%%

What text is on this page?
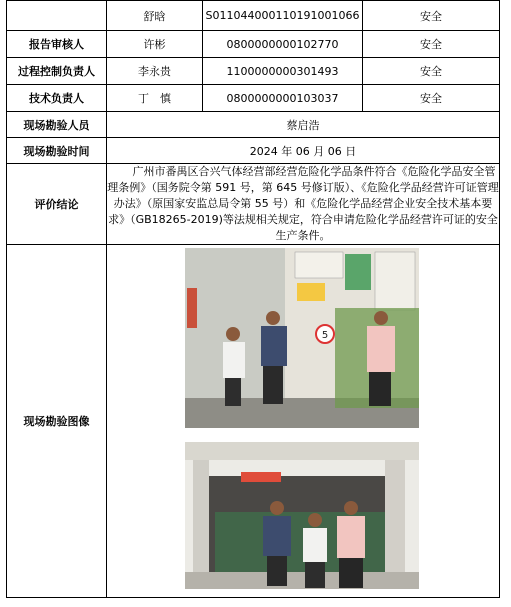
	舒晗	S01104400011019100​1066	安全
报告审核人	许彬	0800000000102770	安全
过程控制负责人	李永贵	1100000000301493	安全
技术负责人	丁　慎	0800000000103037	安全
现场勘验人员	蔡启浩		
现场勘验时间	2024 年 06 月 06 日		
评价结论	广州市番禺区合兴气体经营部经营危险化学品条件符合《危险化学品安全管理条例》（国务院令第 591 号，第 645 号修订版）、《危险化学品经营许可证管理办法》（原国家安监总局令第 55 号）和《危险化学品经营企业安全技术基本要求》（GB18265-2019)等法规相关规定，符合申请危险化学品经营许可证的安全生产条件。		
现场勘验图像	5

%%
%%

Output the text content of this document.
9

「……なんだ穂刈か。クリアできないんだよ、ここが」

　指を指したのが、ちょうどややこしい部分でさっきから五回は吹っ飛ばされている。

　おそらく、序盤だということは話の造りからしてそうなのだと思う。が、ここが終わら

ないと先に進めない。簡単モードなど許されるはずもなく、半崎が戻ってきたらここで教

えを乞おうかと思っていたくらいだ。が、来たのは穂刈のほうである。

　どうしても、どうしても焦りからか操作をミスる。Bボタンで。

%%

Your task:
Ascertain the number of lines in the entries that include the word "text", and report only that number.

Reply:
2